■ INPUT RECORDS
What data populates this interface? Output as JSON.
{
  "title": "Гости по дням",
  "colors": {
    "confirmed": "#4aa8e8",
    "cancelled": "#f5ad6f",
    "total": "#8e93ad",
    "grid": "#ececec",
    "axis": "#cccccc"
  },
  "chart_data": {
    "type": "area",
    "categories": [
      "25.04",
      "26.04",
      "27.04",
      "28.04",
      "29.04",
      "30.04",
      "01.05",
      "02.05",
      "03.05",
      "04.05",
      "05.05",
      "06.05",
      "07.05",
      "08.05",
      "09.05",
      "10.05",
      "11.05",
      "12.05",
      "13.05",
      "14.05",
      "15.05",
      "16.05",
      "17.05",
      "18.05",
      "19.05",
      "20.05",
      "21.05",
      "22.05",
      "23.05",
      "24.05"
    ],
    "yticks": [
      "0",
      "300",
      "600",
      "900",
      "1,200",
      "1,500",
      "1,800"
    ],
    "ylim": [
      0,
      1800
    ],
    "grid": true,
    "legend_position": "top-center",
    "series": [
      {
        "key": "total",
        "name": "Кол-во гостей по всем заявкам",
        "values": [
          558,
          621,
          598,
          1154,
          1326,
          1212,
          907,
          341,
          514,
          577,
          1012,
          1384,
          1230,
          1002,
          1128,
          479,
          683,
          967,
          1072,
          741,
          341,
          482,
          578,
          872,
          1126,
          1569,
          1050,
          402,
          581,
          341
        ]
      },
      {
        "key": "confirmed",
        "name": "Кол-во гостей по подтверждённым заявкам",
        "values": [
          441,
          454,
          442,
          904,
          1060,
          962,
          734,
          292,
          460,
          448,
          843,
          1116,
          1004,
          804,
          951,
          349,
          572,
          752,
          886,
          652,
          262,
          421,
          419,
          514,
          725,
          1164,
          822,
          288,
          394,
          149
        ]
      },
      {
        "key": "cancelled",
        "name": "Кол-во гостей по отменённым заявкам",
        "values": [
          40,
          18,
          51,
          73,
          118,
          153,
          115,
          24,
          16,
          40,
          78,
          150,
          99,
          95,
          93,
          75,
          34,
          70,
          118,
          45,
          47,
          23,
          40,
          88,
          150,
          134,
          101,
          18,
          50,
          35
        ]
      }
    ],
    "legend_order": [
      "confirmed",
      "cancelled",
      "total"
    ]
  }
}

■ WHAT IS EXPECTED
Write out all the lines again, exactly as they are.

■ EXERCISE ANSWER
What data populates this interface? Output as JSON.
{
  "title": "Гости по дням",
  "colors": {
    "confirmed": "#4aa8e8",
    "cancelled": "#f5ad6f",
    "total": "#8e93ad",
    "grid": "#ececec",
    "axis": "#cccccc"
  },
  "chart_data": {
    "type": "area",
    "categories": [
      "25.04",
      "26.04",
      "27.04",
      "28.04",
      "29.04",
      "30.04",
      "01.05",
      "02.05",
      "03.05",
      "04.05",
      "05.05",
      "06.05",
      "07.05",
      "08.05",
      "09.05",
      "10.05",
      "11.05",
      "12.05",
      "13.05",
      "14.05",
      "15.05",
      "16.05",
      "17.05",
      "18.05",
      "19.05",
      "20.05",
      "21.05",
      "22.05",
      "23.05",
      "24.05"
    ],
    "yticks": [
      "0",
      "300",
      "600",
      "900",
      "1,200",
      "1,500",
      "1,800"
    ],
    "ylim": [
      0,
      1800
    ],
    "grid": true,
    "legend_position": "top-center",
    "series": [
      {
        "key": "total",
        "name": "Кол-во гостей по всем заявкам",
        "values": [
          558,
          621,
          598,
          1154,
          1326,
          1212,
          907,
          341,
          514,
          577,
          1012,
          1384,
          1230,
          1002,
          1128,
          479,
          683,
          967,
          1072,
          741,
          341,
          482,
          578,
          872,
          1126,
          1569,
          1050,
          402,
          581,
          341
        ]
      },
      {
        "key": "confirmed",
        "name": "Кол-во гостей по подтверждённым заявкам",
        "values": [
          441,
          454,
          442,
          904,
          1060,
          962,
          734,
          292,
          460,
          448,
          843,
          1116,
          1004,
          804,
          951,
          349,
          572,
          752,
          886,
          652,
          262,
          421,
          419,
          514,
          725,
          1164,
          822,
          288,
          394,
          149
        ]
      },
      {
        "key": "cancelled",
        "name": "Кол-во гостей по отменённым заявкам",
        "values": [
          40,
          18,
          51,
          73,
          118,
          153,
          115,
          24,
          16,
          40,
          78,
          150,
          99,
          95,
          93,
          75,
          34,
          70,
          118,
          45,
          47,
          23,
          40,
          88,
          150,
          134,
          101,
          18,
          50,
          35
        ]
      }
    ],
    "legend_order": [
      "confirmed",
      "cancelled",
      "total"
    ]
  }
}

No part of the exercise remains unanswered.